● **AUFGABEN**
a – Nenne alle geografischen Namen, die im Textauszug über den Schützen von Tucson vorkommen.
b – Worüber startete laut dem Textauszug über den Schützen von Tucson in den USA eine Debatte?
c – Führe den Textauszug über den Schützen von Tucson im Anschluss an seinen letzten Satz weiter.

● **TEXTAUSZUG**
▼▼▼
URI: 
       # taz.de -- Der Todesschütze von Arizona: Die seltsame Welt des Jared Lee
       
       > Der Todesschütze von Tucson, Arizona, war offenbar ein zuletzt immer
       > merkwürdigerer Mensch. Unterdessen startete in den USA eine Debatte über
       > den laschen Umgang mit Waffen.
       
   IMG Bild: Zeichnung von Jared Lee Loughner.
       
       Drei Tage nach dem Blutbad von Tucson, Arizona werden immer weitere
       Hinweise auf den Charakter und die möglichen Motive des am Tatort
       überwältigten Schützen Jared Lee Loughner bekannt - allerdings nicht durch
       ihn selbst.
▲▲▲
● **DATENSÄTZE**
▼▼▼
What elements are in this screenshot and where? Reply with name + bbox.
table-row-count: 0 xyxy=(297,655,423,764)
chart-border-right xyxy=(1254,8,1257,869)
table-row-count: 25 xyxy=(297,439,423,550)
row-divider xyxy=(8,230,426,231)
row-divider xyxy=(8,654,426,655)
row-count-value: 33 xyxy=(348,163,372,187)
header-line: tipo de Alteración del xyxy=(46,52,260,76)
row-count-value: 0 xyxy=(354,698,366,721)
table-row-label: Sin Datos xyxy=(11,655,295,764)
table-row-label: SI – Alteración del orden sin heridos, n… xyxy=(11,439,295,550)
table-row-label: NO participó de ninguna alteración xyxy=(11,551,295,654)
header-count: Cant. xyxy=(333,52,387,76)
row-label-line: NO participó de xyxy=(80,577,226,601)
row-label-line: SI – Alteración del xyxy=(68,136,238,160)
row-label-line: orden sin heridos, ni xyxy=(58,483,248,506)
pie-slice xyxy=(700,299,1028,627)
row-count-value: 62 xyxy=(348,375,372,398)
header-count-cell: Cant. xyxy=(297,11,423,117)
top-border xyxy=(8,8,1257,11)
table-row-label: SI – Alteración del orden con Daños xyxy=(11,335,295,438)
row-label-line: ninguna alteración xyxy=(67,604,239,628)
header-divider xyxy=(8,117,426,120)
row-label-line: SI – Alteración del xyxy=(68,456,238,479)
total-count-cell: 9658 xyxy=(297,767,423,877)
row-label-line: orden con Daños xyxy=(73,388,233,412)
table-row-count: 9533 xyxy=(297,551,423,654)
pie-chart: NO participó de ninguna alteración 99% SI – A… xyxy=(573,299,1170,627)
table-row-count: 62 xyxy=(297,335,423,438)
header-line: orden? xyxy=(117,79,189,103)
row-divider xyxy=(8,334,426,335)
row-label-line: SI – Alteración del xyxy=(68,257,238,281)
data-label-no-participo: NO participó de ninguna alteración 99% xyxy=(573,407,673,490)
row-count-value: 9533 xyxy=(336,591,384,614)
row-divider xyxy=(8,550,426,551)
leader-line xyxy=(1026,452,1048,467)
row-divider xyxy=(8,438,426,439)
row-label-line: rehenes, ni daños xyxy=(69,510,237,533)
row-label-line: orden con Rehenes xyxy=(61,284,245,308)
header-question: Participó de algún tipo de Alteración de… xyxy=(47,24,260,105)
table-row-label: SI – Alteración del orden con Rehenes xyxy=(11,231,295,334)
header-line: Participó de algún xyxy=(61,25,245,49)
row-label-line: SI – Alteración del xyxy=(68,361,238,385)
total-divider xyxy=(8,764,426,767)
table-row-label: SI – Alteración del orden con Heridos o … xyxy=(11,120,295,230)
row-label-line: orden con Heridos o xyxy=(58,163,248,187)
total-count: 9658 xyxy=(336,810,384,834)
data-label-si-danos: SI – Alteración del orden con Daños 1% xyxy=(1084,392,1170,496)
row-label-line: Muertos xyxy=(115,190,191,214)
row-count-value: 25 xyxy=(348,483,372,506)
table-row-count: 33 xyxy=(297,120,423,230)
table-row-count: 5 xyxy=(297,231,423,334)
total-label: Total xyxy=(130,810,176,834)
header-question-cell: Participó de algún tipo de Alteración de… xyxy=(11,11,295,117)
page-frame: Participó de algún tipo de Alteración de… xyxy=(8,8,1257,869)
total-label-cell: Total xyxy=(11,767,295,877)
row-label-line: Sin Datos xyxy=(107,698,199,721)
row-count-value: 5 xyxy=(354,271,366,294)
▲▲▲
● **LÖSUNGEN**
a – Tucson, Arizona, USA

b – Über den laschen Umgang mit Waffen.

c –
       Bei seinem ersten Auftritt vor einem Richter am Montag äußerte sich der
       22-Jährige nicht weiter zur Tat. Er bestätigte lediglich seine Identität
       und akzeptierte seine Pflichtverteidigerin Judy Clarke - dieselbe, die vor
       Jahren auch den "Unabomber" Theodore Kaczynski vor Gericht vertreten hatte.
       
       Journalisten US-amerikanischer Medien haben unterdessen einige ehemalige
       Freunde und Bekannte Loughners aufgetrieben. Das Bild, das sich aus ihren
       Erzählungen ergibt, ist das eines jungen Mannes, der noch zu
       Highschool-Zeiten ein ganz normales Teenagerleben geführt hat, dessen
       Verstand sich aber in den letzten zwei, drei Jahren immer mehr verdunkelte.
       Im letzten Jahr hatte er sich von seinen Freunden vollkommen abgekapselt.
       Die Beziehung zu seinen Eltern, wo er wegen Geldmangel weiter wohnte, war
       wegen seiner häufigen unkontrollierten Wutausbrüche gestört.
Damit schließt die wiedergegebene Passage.